Avec sa ministre de l’Education Betsy Vos, Donald Trump est en train de démanteler une école publique américaine déjà en grande difficulté. Il sape ainsi ce qui est le garant d’une économie prospère à l’avenir: des gens qualifiés prêts à s’adapter au monde exigeant du travail de ce XXIe siècle. Il le fait déjà avec les scientifiques, dont ils coupent les ressources ou qu’ils congédient quand ils œuvrent à combattre le changement climatique au sein de l’Agence fédérale de protection de l’environnement (EPA). Son mantra, c’est maintenir, voire renforcer l’armée la plus puissante du monde.
Code fiscal arbitraire
Quand le président américain parle de «plus grande réforme de l’histoire», il commet un mensonge aux effets durables: il n’est pas question de réforme, mais de hold-up dont est victime la classe moyenne américaine qui ne cesse de rétrécir. La trickle-down economics, l’économie de l’offre, n’a pas les effets mécaniques sur la croissance que prédisent les républicains. Le Code fiscal américain a pourtant un urgent besoin d’être révisé, tant il est incompréhensible et arbitraire. Il y a quelques années, le milliardaire Warren Buffett en avait montré l’absurdité, en relevant qu’il payait moins d’impôts que sa secrétaire. Mais la loi adoptée au Congrès et promulguée sans doute mercredi prochain par la Maison-Blanche ne réforme rien du tout. Elle ne fait que polariser davantage un pays déjà coupé en deux.

═══

■ **Consignes**:
a – Traduisez en anglais cette phrase de l’extrait : « Le Code fiscal américain a pourtant un urgent besoin d’être révisé, tant il est incompréhensible et arbitraire. »
b – Reproduisez à l’identique le passage de l’extrait qui débute aux mots « Code fiscal arbitraire » et s’arrête après « coupé en deux. ».

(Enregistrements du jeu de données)
═══

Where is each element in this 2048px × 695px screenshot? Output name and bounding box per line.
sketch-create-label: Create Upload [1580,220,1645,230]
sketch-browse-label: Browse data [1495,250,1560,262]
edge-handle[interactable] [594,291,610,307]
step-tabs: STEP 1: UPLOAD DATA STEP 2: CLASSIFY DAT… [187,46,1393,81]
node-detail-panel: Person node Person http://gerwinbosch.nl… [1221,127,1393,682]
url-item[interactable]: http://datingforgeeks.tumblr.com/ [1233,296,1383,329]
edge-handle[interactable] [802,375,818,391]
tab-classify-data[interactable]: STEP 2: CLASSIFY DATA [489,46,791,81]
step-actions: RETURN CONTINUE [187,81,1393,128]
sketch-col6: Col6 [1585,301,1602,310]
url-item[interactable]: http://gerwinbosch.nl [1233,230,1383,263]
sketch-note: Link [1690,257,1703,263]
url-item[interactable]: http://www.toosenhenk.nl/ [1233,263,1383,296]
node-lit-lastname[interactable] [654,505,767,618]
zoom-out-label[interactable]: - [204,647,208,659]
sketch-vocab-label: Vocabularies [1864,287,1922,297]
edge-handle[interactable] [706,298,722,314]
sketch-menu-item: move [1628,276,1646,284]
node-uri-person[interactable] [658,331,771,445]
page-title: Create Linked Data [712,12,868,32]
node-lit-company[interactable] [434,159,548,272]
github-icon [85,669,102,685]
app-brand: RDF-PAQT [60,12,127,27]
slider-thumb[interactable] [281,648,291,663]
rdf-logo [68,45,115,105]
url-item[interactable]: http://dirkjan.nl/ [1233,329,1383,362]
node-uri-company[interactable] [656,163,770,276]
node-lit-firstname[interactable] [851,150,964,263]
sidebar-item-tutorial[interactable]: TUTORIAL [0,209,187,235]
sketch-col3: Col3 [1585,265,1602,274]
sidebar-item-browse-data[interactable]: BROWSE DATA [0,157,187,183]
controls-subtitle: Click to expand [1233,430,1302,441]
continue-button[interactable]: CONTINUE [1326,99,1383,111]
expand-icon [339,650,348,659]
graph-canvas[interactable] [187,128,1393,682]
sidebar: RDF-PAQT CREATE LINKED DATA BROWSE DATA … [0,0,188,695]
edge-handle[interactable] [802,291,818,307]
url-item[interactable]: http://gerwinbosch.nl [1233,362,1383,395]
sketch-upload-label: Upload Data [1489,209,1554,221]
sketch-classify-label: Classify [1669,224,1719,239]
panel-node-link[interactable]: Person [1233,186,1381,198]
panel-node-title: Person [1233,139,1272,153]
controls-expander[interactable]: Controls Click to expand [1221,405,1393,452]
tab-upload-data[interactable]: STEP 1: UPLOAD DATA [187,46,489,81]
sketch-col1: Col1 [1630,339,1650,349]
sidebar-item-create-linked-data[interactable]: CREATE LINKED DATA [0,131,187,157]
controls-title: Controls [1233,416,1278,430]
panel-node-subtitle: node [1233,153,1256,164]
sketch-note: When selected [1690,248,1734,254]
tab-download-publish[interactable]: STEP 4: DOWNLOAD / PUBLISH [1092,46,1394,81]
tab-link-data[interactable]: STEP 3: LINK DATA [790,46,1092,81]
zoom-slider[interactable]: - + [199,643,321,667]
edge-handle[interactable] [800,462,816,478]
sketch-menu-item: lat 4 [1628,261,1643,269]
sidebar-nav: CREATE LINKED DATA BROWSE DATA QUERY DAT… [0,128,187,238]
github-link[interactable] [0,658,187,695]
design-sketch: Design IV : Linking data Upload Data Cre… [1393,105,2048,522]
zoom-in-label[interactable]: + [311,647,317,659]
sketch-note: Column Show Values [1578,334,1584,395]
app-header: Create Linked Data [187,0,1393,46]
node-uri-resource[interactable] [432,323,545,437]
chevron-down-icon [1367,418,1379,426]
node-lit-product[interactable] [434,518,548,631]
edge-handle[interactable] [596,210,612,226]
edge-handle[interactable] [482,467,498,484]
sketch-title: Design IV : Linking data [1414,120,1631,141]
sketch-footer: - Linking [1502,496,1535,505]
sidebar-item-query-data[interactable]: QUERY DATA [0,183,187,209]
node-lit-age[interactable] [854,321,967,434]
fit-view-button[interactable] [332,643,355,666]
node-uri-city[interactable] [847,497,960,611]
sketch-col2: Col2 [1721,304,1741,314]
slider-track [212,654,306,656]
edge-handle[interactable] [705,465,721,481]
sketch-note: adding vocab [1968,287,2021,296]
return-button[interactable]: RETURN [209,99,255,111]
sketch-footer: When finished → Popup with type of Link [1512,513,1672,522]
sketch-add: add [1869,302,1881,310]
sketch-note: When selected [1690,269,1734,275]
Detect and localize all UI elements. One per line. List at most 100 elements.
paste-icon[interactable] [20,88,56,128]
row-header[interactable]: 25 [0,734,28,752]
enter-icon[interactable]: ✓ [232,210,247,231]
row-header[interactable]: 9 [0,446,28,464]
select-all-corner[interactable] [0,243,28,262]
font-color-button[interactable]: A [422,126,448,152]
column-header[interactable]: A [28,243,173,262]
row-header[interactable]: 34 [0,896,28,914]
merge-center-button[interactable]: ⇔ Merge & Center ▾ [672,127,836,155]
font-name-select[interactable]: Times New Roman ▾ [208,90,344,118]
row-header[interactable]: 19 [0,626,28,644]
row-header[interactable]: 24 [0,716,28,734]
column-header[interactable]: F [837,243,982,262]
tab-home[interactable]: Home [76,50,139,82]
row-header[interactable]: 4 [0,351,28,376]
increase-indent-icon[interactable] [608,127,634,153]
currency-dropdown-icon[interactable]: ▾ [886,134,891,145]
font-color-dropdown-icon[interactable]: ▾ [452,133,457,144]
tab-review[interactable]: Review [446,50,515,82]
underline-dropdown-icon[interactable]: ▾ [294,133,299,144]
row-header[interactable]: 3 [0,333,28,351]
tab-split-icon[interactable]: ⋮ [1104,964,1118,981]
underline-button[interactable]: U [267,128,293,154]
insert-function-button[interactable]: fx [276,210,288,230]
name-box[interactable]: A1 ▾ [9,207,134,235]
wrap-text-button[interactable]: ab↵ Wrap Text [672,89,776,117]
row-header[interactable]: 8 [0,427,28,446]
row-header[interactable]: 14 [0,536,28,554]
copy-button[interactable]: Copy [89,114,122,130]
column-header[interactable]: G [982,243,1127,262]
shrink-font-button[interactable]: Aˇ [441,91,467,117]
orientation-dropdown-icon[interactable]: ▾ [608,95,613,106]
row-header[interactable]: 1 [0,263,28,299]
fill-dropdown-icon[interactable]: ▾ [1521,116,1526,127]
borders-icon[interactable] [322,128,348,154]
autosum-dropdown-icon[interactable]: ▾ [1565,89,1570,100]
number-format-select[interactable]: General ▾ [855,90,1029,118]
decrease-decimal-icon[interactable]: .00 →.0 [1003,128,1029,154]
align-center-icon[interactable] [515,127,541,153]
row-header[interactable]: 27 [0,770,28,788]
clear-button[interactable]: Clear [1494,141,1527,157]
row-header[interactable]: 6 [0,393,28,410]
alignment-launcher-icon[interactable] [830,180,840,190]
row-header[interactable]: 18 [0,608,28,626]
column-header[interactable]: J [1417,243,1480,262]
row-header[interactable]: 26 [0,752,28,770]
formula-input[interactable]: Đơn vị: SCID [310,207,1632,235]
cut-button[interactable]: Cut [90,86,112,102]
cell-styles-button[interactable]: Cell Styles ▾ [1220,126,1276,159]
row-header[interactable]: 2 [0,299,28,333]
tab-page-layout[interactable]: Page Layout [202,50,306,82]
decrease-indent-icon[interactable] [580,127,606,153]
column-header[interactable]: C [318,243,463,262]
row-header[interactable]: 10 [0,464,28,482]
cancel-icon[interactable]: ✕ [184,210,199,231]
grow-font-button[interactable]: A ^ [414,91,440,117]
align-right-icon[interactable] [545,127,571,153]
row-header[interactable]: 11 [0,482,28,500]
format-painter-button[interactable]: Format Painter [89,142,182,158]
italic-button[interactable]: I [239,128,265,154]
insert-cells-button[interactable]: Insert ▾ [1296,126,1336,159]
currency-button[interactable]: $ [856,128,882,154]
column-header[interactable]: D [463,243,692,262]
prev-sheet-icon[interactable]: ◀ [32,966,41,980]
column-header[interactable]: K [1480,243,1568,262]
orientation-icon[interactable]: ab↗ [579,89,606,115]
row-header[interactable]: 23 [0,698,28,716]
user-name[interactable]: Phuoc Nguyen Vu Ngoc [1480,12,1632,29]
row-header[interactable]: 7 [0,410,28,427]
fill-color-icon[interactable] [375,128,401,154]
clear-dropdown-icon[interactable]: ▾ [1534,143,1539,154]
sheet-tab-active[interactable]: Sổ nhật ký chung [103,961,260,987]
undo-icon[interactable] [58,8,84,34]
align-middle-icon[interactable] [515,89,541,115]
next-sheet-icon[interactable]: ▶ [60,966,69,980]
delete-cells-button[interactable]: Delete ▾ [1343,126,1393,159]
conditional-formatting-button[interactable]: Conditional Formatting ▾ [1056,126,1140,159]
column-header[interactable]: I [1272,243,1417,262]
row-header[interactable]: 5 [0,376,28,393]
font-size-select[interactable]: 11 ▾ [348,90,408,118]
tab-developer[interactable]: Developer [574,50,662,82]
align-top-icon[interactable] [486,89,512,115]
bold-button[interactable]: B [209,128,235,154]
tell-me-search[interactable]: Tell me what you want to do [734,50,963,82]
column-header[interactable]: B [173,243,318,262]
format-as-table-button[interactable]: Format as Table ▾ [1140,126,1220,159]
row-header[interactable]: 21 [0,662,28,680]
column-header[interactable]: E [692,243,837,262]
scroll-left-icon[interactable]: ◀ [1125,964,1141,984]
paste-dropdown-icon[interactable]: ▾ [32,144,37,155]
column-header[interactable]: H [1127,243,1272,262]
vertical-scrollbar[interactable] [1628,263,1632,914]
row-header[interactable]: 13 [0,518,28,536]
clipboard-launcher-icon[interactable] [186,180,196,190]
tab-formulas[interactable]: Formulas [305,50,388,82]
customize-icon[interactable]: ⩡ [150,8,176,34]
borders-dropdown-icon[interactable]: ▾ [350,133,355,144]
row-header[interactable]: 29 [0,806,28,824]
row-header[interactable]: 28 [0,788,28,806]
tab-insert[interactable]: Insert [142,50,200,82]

═══

■ **Réponses**:
a – Yet the US tax code is in urgent need of revision, so incomprehensible and arbitrary is it.

b –
Code fiscal arbitraire
Quand le président américain parle de «plus grande réforme de l’histoire», il commet un mensonge aux effets durables: il n’est pas question de réforme, mais de hold-up dont est victime la classe moyenne américaine qui ne cesse de rétrécir. La trickle-down economics, l’économie de l’offre, n’a pas les effets mécaniques sur la croissance que prédisent les républicains. Le Code fiscal américain a pourtant un urgent besoin d’être révisé, tant il est incompréhensible et arbitraire. Il y a quelques années, le milliardaire Warren Buffett en avait montré l’absurdité, en relevant qu’il payait moins d’impôts que sa secrétaire. Mais la loi adoptée au Congrès et promulguée sans doute mercredi prochain par la Maison-Blanche ne réforme rien du tout. Elle ne fait que polariser davantage un pays déjà coupé en deux.